____ DATASET CONTENT
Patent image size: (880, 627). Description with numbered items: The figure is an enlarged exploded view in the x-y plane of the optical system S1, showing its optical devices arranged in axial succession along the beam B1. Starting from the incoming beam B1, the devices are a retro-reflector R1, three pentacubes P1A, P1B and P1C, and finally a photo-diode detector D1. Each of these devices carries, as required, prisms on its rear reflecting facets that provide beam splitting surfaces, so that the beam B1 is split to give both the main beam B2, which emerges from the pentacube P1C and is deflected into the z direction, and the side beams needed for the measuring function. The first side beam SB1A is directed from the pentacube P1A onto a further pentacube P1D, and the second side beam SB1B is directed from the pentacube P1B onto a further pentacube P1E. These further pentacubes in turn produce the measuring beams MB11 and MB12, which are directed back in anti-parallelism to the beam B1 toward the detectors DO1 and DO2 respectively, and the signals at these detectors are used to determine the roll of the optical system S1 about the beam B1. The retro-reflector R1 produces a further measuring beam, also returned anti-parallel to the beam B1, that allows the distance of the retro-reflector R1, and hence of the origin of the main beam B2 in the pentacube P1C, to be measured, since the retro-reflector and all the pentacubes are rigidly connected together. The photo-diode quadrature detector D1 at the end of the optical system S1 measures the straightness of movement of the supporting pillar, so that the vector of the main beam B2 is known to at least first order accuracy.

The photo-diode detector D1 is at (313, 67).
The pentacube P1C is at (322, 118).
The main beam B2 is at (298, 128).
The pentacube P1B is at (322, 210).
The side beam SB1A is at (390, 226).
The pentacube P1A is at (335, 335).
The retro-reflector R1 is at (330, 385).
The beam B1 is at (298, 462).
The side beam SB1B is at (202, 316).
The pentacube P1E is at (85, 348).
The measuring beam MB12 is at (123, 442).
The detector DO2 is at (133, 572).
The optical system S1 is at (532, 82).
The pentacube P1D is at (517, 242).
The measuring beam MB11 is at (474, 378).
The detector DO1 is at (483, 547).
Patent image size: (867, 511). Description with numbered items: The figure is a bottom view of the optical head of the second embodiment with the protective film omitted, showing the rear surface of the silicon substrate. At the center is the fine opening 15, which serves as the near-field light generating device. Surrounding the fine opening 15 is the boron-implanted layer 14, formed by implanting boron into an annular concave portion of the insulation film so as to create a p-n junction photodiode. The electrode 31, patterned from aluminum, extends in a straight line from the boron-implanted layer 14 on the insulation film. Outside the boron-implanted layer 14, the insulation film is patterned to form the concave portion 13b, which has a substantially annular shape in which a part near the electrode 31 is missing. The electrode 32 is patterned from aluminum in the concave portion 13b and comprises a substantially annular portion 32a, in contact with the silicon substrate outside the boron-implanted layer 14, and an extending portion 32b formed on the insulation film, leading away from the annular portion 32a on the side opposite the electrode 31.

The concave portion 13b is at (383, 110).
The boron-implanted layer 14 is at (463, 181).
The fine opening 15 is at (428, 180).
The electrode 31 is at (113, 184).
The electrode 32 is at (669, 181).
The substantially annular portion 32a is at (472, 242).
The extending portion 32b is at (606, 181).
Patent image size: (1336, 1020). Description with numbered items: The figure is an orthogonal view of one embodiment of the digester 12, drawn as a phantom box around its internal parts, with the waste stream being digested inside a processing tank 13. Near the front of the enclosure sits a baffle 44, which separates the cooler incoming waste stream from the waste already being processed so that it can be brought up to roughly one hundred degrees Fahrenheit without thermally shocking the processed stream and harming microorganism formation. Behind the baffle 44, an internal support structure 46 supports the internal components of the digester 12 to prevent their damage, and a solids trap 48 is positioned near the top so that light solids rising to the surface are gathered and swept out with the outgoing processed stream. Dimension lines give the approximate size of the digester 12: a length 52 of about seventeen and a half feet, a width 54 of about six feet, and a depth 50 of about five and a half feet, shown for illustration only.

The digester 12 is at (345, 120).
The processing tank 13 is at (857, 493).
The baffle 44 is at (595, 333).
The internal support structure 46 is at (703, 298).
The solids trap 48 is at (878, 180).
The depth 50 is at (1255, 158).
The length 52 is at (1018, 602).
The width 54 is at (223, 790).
________
____ DATASET CONTENT
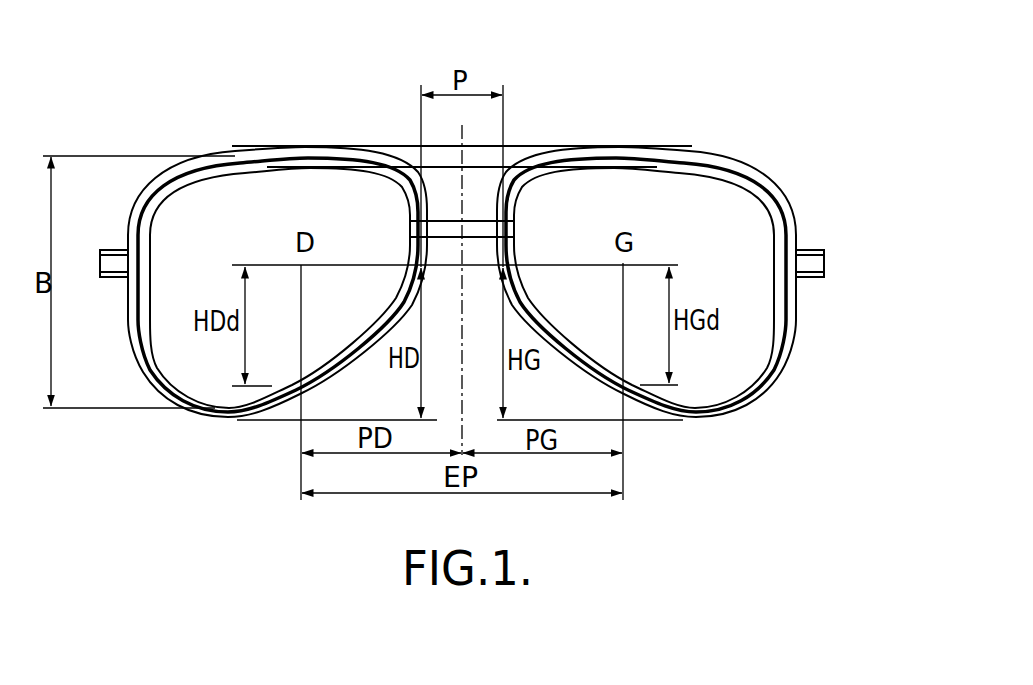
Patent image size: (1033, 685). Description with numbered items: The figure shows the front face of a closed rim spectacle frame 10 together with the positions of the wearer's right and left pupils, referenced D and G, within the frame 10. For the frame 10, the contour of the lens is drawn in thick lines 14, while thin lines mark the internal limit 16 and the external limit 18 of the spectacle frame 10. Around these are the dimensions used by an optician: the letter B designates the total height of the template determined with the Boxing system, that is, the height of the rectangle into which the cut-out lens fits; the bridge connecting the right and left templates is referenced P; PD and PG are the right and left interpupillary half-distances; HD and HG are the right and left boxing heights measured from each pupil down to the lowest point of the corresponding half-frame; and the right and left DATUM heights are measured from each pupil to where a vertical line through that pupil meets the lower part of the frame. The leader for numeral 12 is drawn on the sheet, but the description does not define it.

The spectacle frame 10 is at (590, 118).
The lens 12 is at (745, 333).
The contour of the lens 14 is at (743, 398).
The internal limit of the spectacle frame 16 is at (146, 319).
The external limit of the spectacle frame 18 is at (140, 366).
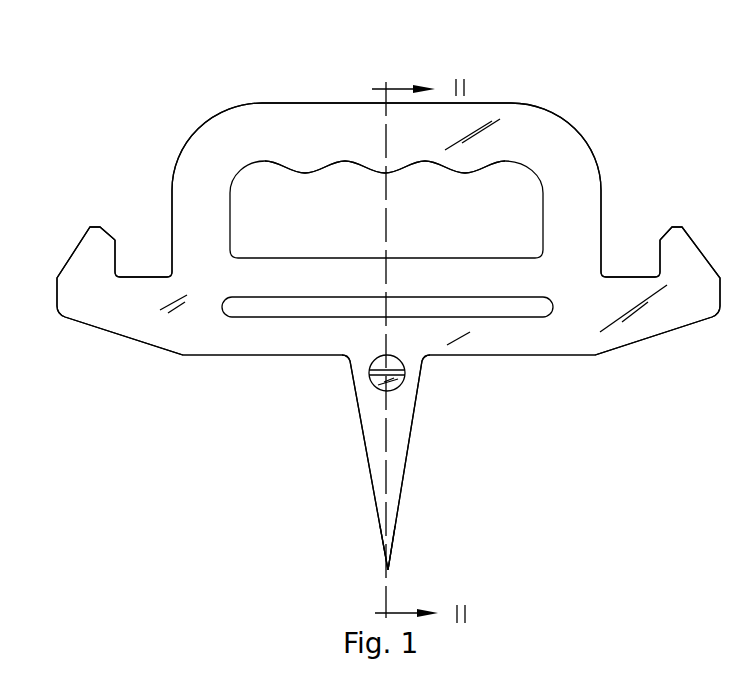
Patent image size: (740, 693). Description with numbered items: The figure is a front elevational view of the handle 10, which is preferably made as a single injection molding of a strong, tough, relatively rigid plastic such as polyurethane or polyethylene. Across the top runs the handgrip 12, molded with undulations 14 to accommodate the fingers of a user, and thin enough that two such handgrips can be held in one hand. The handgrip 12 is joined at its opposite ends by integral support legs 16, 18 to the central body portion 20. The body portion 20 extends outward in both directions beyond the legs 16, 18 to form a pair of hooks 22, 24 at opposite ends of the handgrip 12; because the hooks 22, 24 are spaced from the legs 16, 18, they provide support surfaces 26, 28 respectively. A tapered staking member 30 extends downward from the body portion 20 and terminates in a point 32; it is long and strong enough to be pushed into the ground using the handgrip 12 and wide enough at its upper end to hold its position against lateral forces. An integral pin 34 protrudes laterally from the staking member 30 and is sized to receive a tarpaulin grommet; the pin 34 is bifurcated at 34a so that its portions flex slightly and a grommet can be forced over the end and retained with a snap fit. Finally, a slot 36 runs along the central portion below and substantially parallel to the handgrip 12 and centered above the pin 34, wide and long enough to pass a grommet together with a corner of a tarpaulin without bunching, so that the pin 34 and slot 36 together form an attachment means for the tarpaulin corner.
________
____ DATASET CONTENT
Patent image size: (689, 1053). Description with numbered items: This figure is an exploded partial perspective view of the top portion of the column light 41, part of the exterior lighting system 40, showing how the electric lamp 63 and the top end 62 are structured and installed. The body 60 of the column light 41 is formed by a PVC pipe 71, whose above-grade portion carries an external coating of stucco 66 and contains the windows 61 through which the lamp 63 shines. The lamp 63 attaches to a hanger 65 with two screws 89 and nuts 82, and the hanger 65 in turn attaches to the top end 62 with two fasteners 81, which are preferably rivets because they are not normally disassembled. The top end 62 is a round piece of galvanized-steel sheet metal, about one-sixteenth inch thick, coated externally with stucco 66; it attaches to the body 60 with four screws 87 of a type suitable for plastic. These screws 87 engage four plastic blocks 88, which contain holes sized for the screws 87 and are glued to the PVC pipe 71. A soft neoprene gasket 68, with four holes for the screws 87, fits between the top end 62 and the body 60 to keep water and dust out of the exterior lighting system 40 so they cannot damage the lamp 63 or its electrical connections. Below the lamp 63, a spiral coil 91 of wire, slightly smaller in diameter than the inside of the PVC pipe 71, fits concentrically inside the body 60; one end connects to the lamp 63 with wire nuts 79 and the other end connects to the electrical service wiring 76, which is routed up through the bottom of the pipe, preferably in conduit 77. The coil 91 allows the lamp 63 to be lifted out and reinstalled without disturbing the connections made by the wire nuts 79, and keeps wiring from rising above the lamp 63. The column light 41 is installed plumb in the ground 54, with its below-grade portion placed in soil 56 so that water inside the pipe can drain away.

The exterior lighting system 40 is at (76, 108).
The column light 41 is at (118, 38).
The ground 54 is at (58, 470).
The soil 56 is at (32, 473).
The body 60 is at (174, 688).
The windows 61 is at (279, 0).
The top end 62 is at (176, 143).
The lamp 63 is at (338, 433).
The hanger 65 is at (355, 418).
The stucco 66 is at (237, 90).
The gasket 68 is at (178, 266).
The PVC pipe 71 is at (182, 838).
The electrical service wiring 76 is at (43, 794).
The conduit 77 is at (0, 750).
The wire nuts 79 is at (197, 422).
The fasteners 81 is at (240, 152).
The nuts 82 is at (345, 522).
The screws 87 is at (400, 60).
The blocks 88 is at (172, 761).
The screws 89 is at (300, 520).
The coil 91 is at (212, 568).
________
[INSTRUCTION]: Starting at the line with "Patent image size: (880, 627)." and ending at the line with "The detector DO1 is at (483, 547).", change "enlarged" to "magnified" and give those lines again, with nothing else changed.

[EXERCISE SOLUTION]:
Patent image size: (880, 627). Description with numbered items: The figure is an magnified exploded view in the x-y plane of the optical system S1, showing its optical devices arranged in axial succession along the beam B1. Starting from the incoming beam B1, the devices are a retro-reflector R1, three pentacubes P1A, P1B and P1C, and finally a photo-diode detector D1. Each of these devices carries, as required, prisms on its rear reflecting facets that provide beam splitting surfaces, so that the beam B1 is split to give both the main beam B2, which emerges from the pentacube P1C and is deflected into the z direction, and the side beams needed for the measuring function. The first side beam SB1A is directed from the pentacube P1A onto a further pentacube P1D, and the second side beam SB1B is directed from the pentacube P1B onto a further pentacube P1E. These further pentacubes in turn produce the measuring beams MB11 and MB12, which are directed back in anti-parallelism to the beam B1 toward the detectors DO1 and DO2 respectively, and the signals at these detectors are used to determine the roll of the optical system S1 about the beam B1. The retro-reflector R1 produces a further measuring beam, also returned anti-parallel to the beam B1, that allows the distance of the retro-reflector R1, and hence of the origin of the main beam B2 in the pentacube P1C, to be measured, since the retro-reflector and all the pentacubes are rigidly connected together. The photo-diode quadrature detector D1 at the end of the optical system S1 measures the straightness of movement of the supporting pillar, so that the vector of the main beam B2 is known to at least first order accuracy.

The photo-diode detector D1 is at (313, 67).
The pentacube P1C is at (322, 118).
The main beam B2 is at (298, 128).
The pentacube P1B is at (322, 210).
The side beam SB1A is at (390, 226).
The pentacube P1A is at (335, 335).
The retro-reflector R1 is at (330, 385).
The beam B1 is at (298, 462).
The side beam SB1B is at (202, 316).
The pentacube P1E is at (85, 348).
The measuring beam MB12 is at (123, 442).
The detector DO2 is at (133, 572).
The optical system S1 is at (532, 82).
The pentacube P1D is at (517, 242).
The measuring beam MB11 is at (474, 378).
The detector DO1 is at (483, 547).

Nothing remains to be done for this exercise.